-- START OF RECORDS FOR THE TASK --

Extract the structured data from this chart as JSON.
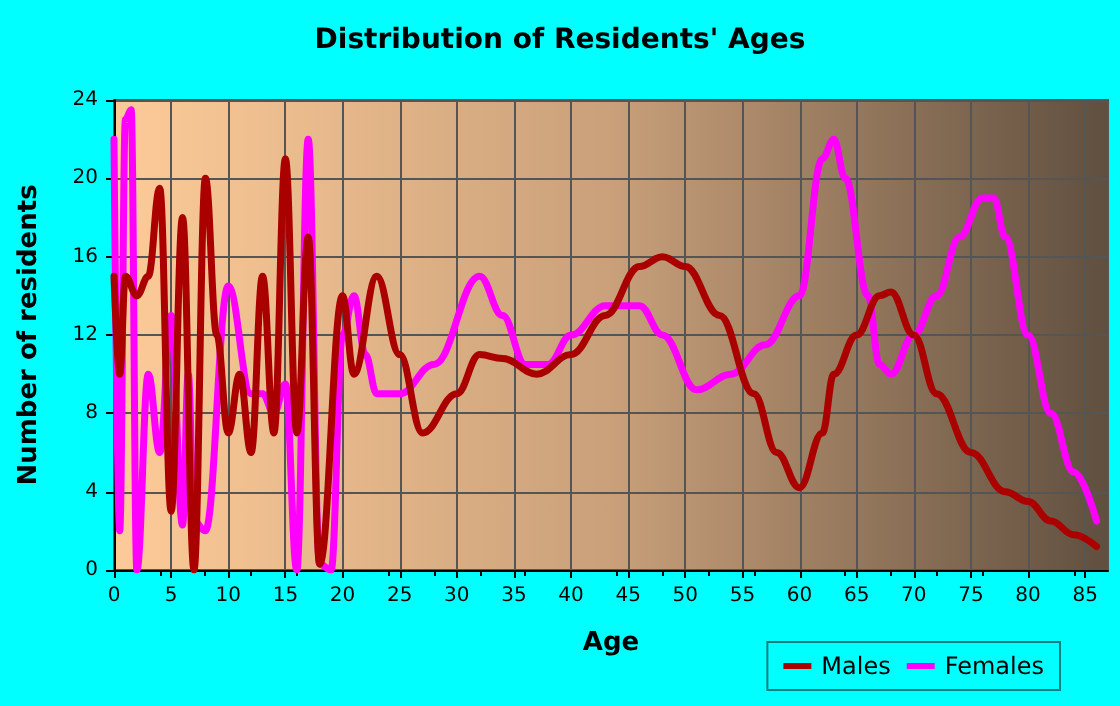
{
  "chart_data": {
    "type": "line",
    "title": "Distribution of Residents' Ages",
    "xlabel": "Age",
    "ylabel": "Number of residents",
    "xlim": [
      0,
      87
    ],
    "xticks": [
      0,
      5,
      10,
      15,
      20,
      25,
      30,
      35,
      40,
      45,
      50,
      55,
      60,
      65,
      70,
      75,
      80,
      85
    ],
    "ylim": [
      0,
      24
    ],
    "yticks": [
      0,
      4,
      8,
      12,
      16,
      20,
      24
    ],
    "grid": true,
    "legend": "bottom right",
    "marker": "none",
    "line_style": "solid",
    "series": [
      {
        "name": "Males",
        "color": "#aa0000",
        "x": [
          0,
          0.5,
          1,
          2,
          3,
          4,
          5,
          6,
          7,
          8,
          9,
          10,
          11,
          12,
          13,
          14,
          15,
          16,
          17,
          18,
          20,
          21,
          23,
          25,
          27,
          30,
          32,
          34,
          37,
          40,
          43,
          46,
          48,
          50,
          53,
          56,
          58,
          60,
          62,
          63,
          65,
          67,
          68,
          70,
          72,
          75,
          78,
          80,
          82,
          84,
          86
        ],
        "values": [
          15,
          10,
          15,
          14,
          15,
          19.5,
          3,
          18,
          0,
          20,
          12,
          7,
          10,
          6,
          15,
          7,
          21,
          7,
          17,
          0.3,
          14,
          10,
          15,
          11,
          7,
          9,
          11,
          10.8,
          10,
          11,
          13,
          15.5,
          16,
          15.5,
          13,
          9,
          6,
          4.2,
          7,
          10,
          12,
          14,
          14.2,
          12,
          9,
          6,
          4,
          3.5,
          2.5,
          1.8,
          1.2
        ]
      },
      {
        "name": "Females",
        "color": "#ff00ff",
        "x": [
          0,
          0.5,
          1,
          1.5,
          2,
          3,
          4,
          5,
          6,
          6.5,
          7,
          8,
          10,
          12,
          13,
          14,
          15,
          16,
          17,
          18,
          19,
          20,
          21,
          22,
          23,
          25,
          28,
          32,
          34,
          36,
          38,
          40,
          43,
          46,
          48,
          51,
          54,
          57,
          60,
          62,
          63,
          64,
          66,
          67,
          68,
          70,
          72,
          74,
          76,
          77,
          78,
          80,
          82,
          84,
          86
        ],
        "values": [
          22,
          2,
          23,
          23.5,
          0,
          10,
          6,
          13,
          2.3,
          10,
          2.5,
          2,
          14.5,
          9,
          9,
          8,
          9.5,
          0,
          22,
          0.3,
          0,
          12,
          14,
          11,
          9,
          9,
          10.5,
          15,
          13,
          10.5,
          10.5,
          12,
          13.5,
          13.5,
          12,
          9.2,
          10,
          11.5,
          14,
          21,
          22,
          20,
          14,
          10.5,
          10,
          12,
          14,
          17,
          19,
          19,
          17,
          12,
          8,
          5,
          2.5
        ]
      }
    ]
  }
}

-- END OF RECORDS FOR THE TASK --

**GIVEN TASK:** Copy every record above exactly, leaving out the pictures.

**SOLUTION:**
Extract the structured data from this chart as JSON.
{
  "chart_data": {
    "type": "line",
    "title": "Distribution of Residents' Ages",
    "xlabel": "Age",
    "ylabel": "Number of residents",
    "xlim": [
      0,
      87
    ],
    "xticks": [
      0,
      5,
      10,
      15,
      20,
      25,
      30,
      35,
      40,
      45,
      50,
      55,
      60,
      65,
      70,
      75,
      80,
      85
    ],
    "ylim": [
      0,
      24
    ],
    "yticks": [
      0,
      4,
      8,
      12,
      16,
      20,
      24
    ],
    "grid": true,
    "legend": "bottom right",
    "marker": "none",
    "line_style": "solid",
    "series": [
      {
        "name": "Males",
        "color": "#aa0000",
        "x": [
          0,
          0.5,
          1,
          2,
          3,
          4,
          5,
          6,
          7,
          8,
          9,
          10,
          11,
          12,
          13,
          14,
          15,
          16,
          17,
          18,
          20,
          21,
          23,
          25,
          27,
          30,
          32,
          34,
          37,
          40,
          43,
          46,
          48,
          50,
          53,
          56,
          58,
          60,
          62,
          63,
          65,
          67,
          68,
          70,
          72,
          75,
          78,
          80,
          82,
          84,
          86
        ],
        "values": [
          15,
          10,
          15,
          14,
          15,
          19.5,
          3,
          18,
          0,
          20,
          12,
          7,
          10,
          6,
          15,
          7,
          21,
          7,
          17,
          0.3,
          14,
          10,
          15,
          11,
          7,
          9,
          11,
          10.8,
          10,
          11,
          13,
          15.5,
          16,
          15.5,
          13,
          9,
          6,
          4.2,
          7,
          10,
          12,
          14,
          14.2,
          12,
          9,
          6,
          4,
          3.5,
          2.5,
          1.8,
          1.2
        ]
      },
      {
        "name": "Females",
        "color": "#ff00ff",
        "x": [
          0,
          0.5,
          1,
          1.5,
          2,
          3,
          4,
          5,
          6,
          6.5,
          7,
          8,
          10,
          12,
          13,
          14,
          15,
          16,
          17,
          18,
          19,
          20,
          21,
          22,
          23,
          25,
          28,
          32,
          34,
          36,
          38,
          40,
          43,
          46,
          48,
          51,
          54,
          57,
          60,
          62,
          63,
          64,
          66,
          67,
          68,
          70,
          72,
          74,
          76,
          77,
          78,
          80,
          82,
          84,
          86
        ],
        "values": [
          22,
          2,
          23,
          23.5,
          0,
          10,
          6,
          13,
          2.3,
          10,
          2.5,
          2,
          14.5,
          9,
          9,
          8,
          9.5,
          0,
          22,
          0.3,
          0,
          12,
          14,
          11,
          9,
          9,
          10.5,
          15,
          13,
          10.5,
          10.5,
          12,
          13.5,
          13.5,
          12,
          9.2,
          10,
          11.5,
          14,
          21,
          22,
          20,
          14,
          10.5,
          10,
          12,
          14,
          17,
          19,
          19,
          17,
          12,
          8,
          5,
          2.5
        ]
      }
    ]
  }
}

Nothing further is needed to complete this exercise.